▶ **Exercise directions**: Filter the records below for the word "JSON". Copy each line that holds it.

▶ **Record extracts**:
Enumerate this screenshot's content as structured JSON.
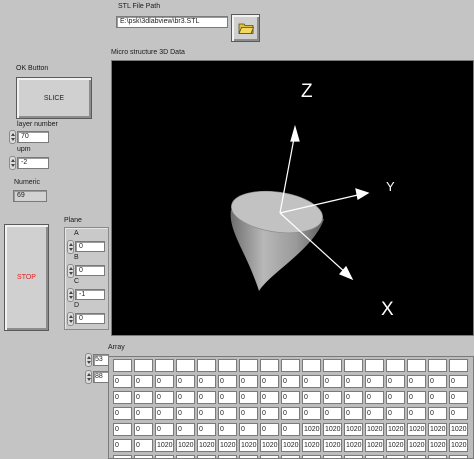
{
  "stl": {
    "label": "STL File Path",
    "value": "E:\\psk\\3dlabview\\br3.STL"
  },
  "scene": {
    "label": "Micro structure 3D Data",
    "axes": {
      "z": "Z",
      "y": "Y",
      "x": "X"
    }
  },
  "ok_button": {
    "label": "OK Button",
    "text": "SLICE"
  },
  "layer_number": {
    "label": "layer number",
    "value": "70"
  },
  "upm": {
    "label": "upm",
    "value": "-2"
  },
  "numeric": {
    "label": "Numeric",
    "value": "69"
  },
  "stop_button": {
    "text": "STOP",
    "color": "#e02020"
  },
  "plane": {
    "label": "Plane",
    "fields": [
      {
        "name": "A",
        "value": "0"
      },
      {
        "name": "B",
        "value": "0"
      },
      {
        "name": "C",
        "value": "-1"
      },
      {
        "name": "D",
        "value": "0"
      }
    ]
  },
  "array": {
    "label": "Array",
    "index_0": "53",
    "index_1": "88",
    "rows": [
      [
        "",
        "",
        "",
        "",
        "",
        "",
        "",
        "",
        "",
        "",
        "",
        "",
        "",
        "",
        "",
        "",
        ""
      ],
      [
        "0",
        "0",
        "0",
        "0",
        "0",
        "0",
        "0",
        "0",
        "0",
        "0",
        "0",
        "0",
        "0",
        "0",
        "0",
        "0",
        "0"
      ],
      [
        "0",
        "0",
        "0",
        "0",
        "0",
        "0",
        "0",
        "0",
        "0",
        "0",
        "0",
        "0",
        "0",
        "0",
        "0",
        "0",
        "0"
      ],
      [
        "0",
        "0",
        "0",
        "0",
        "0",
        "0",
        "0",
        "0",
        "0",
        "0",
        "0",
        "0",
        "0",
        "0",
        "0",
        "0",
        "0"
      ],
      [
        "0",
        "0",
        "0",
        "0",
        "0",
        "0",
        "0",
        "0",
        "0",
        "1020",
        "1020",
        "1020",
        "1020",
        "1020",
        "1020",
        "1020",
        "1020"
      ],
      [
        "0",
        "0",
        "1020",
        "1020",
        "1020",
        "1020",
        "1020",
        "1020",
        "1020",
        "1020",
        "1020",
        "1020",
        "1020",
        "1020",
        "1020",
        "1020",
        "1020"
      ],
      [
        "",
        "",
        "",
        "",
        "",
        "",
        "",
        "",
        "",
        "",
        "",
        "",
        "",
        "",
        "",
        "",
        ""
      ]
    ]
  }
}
...
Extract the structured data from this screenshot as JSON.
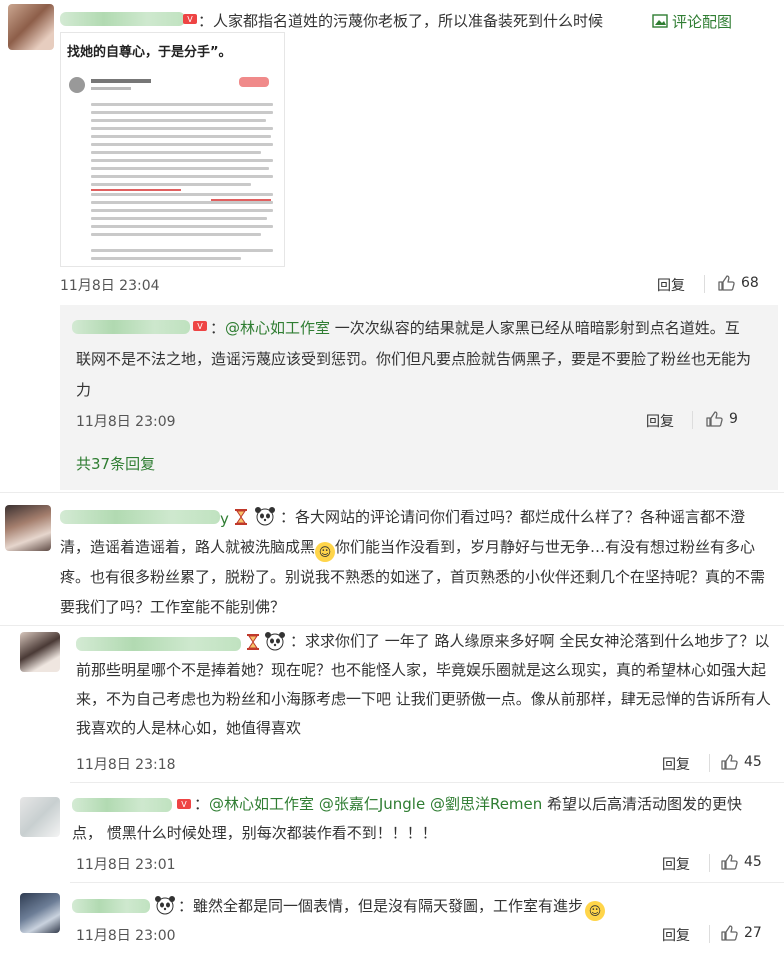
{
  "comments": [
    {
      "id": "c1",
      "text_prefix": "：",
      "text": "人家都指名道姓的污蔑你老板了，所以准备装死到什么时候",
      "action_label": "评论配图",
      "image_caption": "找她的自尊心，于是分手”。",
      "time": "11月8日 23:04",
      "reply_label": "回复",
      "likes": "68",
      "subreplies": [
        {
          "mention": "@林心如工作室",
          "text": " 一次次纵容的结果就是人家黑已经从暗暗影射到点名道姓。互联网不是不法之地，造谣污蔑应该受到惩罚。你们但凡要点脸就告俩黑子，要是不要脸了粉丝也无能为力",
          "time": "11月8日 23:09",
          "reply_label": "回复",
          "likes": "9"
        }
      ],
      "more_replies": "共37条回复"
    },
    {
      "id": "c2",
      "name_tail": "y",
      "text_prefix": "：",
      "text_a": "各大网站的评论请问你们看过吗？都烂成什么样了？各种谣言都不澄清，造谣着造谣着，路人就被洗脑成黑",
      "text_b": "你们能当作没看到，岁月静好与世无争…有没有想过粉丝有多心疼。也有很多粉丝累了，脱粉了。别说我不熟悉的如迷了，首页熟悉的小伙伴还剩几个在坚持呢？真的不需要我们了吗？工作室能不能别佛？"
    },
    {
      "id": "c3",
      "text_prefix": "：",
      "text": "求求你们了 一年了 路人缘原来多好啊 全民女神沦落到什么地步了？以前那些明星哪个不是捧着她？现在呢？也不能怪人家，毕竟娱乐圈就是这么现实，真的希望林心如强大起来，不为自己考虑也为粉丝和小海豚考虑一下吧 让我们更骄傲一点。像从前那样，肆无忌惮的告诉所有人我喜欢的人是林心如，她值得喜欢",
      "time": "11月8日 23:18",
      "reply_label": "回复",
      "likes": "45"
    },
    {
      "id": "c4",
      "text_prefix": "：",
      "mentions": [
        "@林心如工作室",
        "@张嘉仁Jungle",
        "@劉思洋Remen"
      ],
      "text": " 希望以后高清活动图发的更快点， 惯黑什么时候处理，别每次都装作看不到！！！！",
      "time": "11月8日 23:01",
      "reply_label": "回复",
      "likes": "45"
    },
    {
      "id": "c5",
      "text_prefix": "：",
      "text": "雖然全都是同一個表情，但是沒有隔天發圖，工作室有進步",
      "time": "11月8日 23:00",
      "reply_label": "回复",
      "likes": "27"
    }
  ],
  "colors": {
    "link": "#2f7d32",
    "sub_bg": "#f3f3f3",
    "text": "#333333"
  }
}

▶ **Expected answer**:
Enumerate this screenshot's content as structured JSON.
Extract the structured data from this screenshot as JSON.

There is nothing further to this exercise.